:: Material to process ::
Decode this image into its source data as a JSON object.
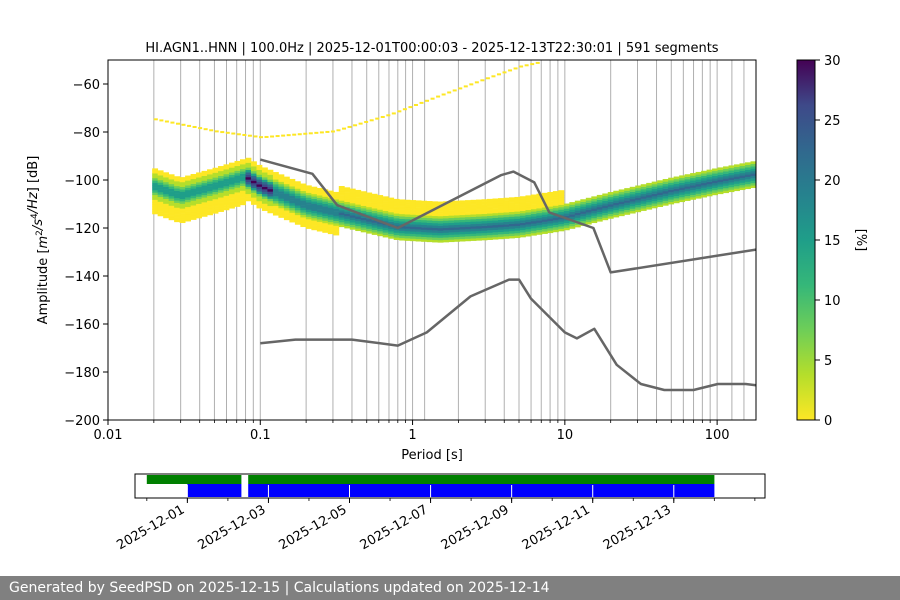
{
  "chart_data": {
    "type": "heatmap",
    "title": "HI.AGN1..HNN | 100.0Hz | 2025-12-01T00:00:03 - 2025-12-13T22:30:01 | 591 segments",
    "xlabel": "Period [s]",
    "ylabel": "Amplitude [$m^2/s^4/Hz$] [dB]",
    "xscale": "log",
    "xlim": [
      0.01,
      180
    ],
    "ylim": [
      -200,
      -50
    ],
    "x_tick_labels": [
      "0.01",
      "0.1",
      "1",
      "10",
      "100"
    ],
    "y_tick_labels": [
      "−200",
      "−180",
      "−160",
      "−140",
      "−120",
      "−100",
      "−80",
      "−60"
    ],
    "grid": "vertical lines at period bins",
    "colorbar": {
      "label": "[%]",
      "range": [
        0,
        30
      ],
      "tick_labels": [
        "0",
        "5",
        "10",
        "15",
        "20",
        "25",
        "30"
      ],
      "colormap": "viridis_r"
    },
    "series": [
      {
        "name": "high noise model",
        "color": "#666666",
        "x": [
          0.1,
          0.22,
          0.32,
          0.8,
          3.8,
          4.6,
          6.3,
          7.9,
          15.4,
          20,
          180
        ],
        "y": [
          -91.5,
          -97.4,
          -110.5,
          -120,
          -98,
          -96.5,
          -101,
          -113.5,
          -120,
          -138.5,
          -129
        ]
      },
      {
        "name": "low noise model",
        "color": "#666666",
        "x": [
          0.1,
          0.17,
          0.4,
          0.8,
          1.24,
          2.4,
          4.3,
          5,
          6,
          10,
          12,
          15.6,
          21.9,
          31.6,
          45,
          70,
          101,
          154,
          180
        ],
        "y": [
          -168,
          -166.5,
          -166.5,
          -169,
          -163.5,
          -148.5,
          -141.5,
          -141.5,
          -149.5,
          -163.5,
          -166,
          -162,
          -177,
          -185,
          -187.5,
          -187.5,
          -185,
          -185,
          -185.5
        ]
      },
      {
        "name": "PSD mode (density ridge)",
        "color": "#26828e",
        "x": [
          0.02,
          0.03,
          0.05,
          0.08,
          0.1,
          0.2,
          0.5,
          0.8,
          1.5,
          3,
          5,
          8,
          10,
          20,
          50,
          100,
          180
        ],
        "y": [
          -103,
          -107,
          -103,
          -99,
          -103,
          -111,
          -117,
          -120,
          -121,
          -120,
          -119,
          -117,
          -116,
          -111,
          -105,
          -101,
          -98
        ]
      },
      {
        "name": "sparse upper outliers",
        "color": "#fde725",
        "x": [
          0.02,
          0.05,
          0.1,
          0.3,
          0.7,
          1.5,
          3,
          5,
          7
        ],
        "y": [
          -75,
          -80,
          -82.5,
          -80,
          -73,
          -65,
          -58,
          -53,
          -51
        ]
      }
    ],
    "time_coverage": {
      "x_tick_labels": [
        "2025-12-01",
        "2025-12-03",
        "2025-12-05",
        "2025-12-07",
        "2025-12-09",
        "2025-12-11",
        "2025-12-13"
      ],
      "xlim": [
        "2025-11-29T17:00",
        "2025-12-15T06:00"
      ],
      "rows": [
        {
          "color": "#008000",
          "segments": [
            [
              "2025-11-30T00:00",
              "2025-12-02T08:00"
            ],
            [
              "2025-12-02T12:00",
              "2025-12-14T00:00"
            ]
          ]
        },
        {
          "color": "#0000ff",
          "segments": [
            [
              "2025-12-01T00:00",
              "2025-12-02T08:00"
            ],
            [
              "2025-12-02T12:00",
              "2025-12-14T00:00"
            ]
          ]
        }
      ]
    }
  },
  "footer": {
    "text": "Generated by SeedPSD on 2025-12-15 | Calculations updated on 2025-12-14"
  }
}
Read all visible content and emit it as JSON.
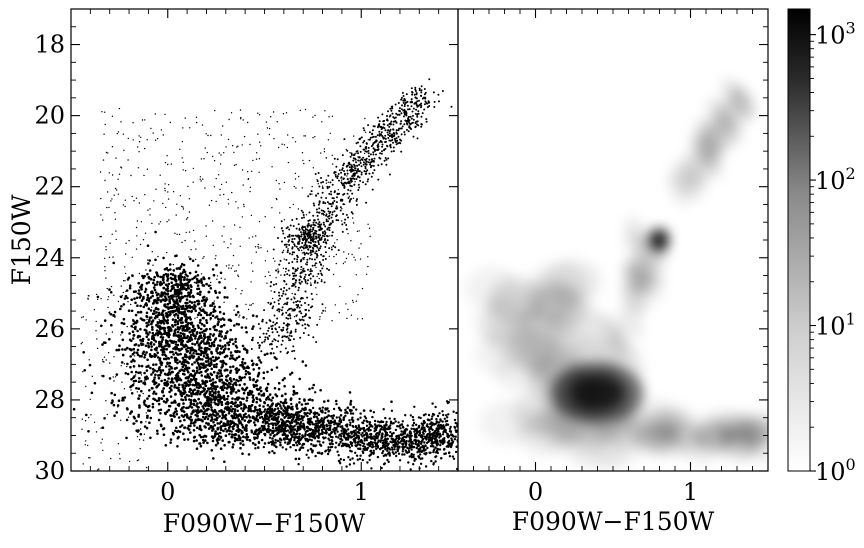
:::
What you should do: Restate the data above word for word. Skip every picture.

Written reply:
Decode this image into its source data as a JSON object.
{
  "chart_data": {
    "type": "heatmap",
    "title": "HI.AGN1..HNN | 100.0Hz | 2025-12-01T00:00:03 - 2025-12-13T22:30:01 | 591 segments",
    "xlabel": "Period [s]",
    "ylabel": "Amplitude [$m^2/s^4/Hz$] [dB]",
    "xscale": "log",
    "xlim": [
      0.01,
      180
    ],
    "ylim": [
      -200,
      -50
    ],
    "x_tick_labels": [
      "0.01",
      "0.1",
      "1",
      "10",
      "100"
    ],
    "y_tick_labels": [
      "−200",
      "−180",
      "−160",
      "−140",
      "−120",
      "−100",
      "−80",
      "−60"
    ],
    "grid": "vertical lines at period bins",
    "colorbar": {
      "label": "[%]",
      "range": [
        0,
        30
      ],
      "tick_labels": [
        "0",
        "5",
        "10",
        "15",
        "20",
        "25",
        "30"
      ],
      "colormap": "viridis_r"
    },
    "series": [
      {
        "name": "high noise model",
        "color": "#666666",
        "x": [
          0.1,
          0.22,
          0.32,
          0.8,
          3.8,
          4.6,
          6.3,
          7.9,
          15.4,
          20,
          180
        ],
        "y": [
          -91.5,
          -97.4,
          -110.5,
          -120,
          -98,
          -96.5,
          -101,
          -113.5,
          -120,
          -138.5,
          -129
        ]
      },
      {
        "name": "low noise model",
        "color": "#666666",
        "x": [
          0.1,
          0.17,
          0.4,
          0.8,
          1.24,
          2.4,
          4.3,
          5,
          6,
          10,
          12,
          15.6,
          21.9,
          31.6,
          45,
          70,
          101,
          154,
          180
        ],
        "y": [
          -168,
          -166.5,
          -166.5,
          -169,
          -163.5,
          -148.5,
          -141.5,
          -141.5,
          -149.5,
          -163.5,
          -166,
          -162,
          -177,
          -185,
          -187.5,
          -187.5,
          -185,
          -185,
          -185.5
        ]
      },
      {
        "name": "PSD mode (density ridge)",
        "color": "#26828e",
        "x": [
          0.02,
          0.03,
          0.05,
          0.08,
          0.1,
          0.2,
          0.5,
          0.8,
          1.5,
          3,
          5,
          8,
          10,
          20,
          50,
          100,
          180
        ],
        "y": [
          -103,
          -107,
          -103,
          -99,
          -103,
          -111,
          -117,
          -120,
          -121,
          -120,
          -119,
          -117,
          -116,
          -111,
          -105,
          -101,
          -98
        ]
      },
      {
        "name": "sparse upper outliers",
        "color": "#fde725",
        "x": [
          0.02,
          0.05,
          0.1,
          0.3,
          0.7,
          1.5,
          3,
          5,
          7
        ],
        "y": [
          -75,
          -80,
          -82.5,
          -80,
          -73,
          -65,
          -58,
          -53,
          -51
        ]
      }
    ],
    "time_coverage": {
      "x_tick_labels": [
        "2025-12-01",
        "2025-12-03",
        "2025-12-05",
        "2025-12-07",
        "2025-12-09",
        "2025-12-11",
        "2025-12-13"
      ],
      "xlim": [
        "2025-11-29T17:00",
        "2025-12-15T06:00"
      ],
      "rows": [
        {
          "color": "#008000",
          "segments": [
            [
              "2025-11-30T00:00",
              "2025-12-02T08:00"
            ],
            [
              "2025-12-02T12:00",
              "2025-12-14T00:00"
            ]
          ]
        },
        {
          "color": "#0000ff",
          "segments": [
            [
              "2025-12-01T00:00",
              "2025-12-02T08:00"
            ],
            [
              "2025-12-02T12:00",
              "2025-12-14T00:00"
            ]
          ]
        }
      ]
    }
  },
  "footer": {
    "text": "Generated by SeedPSD on 2025-12-15 | Calculations updated on 2025-12-14"
  }
}
Read all visible content and emit it as JSON.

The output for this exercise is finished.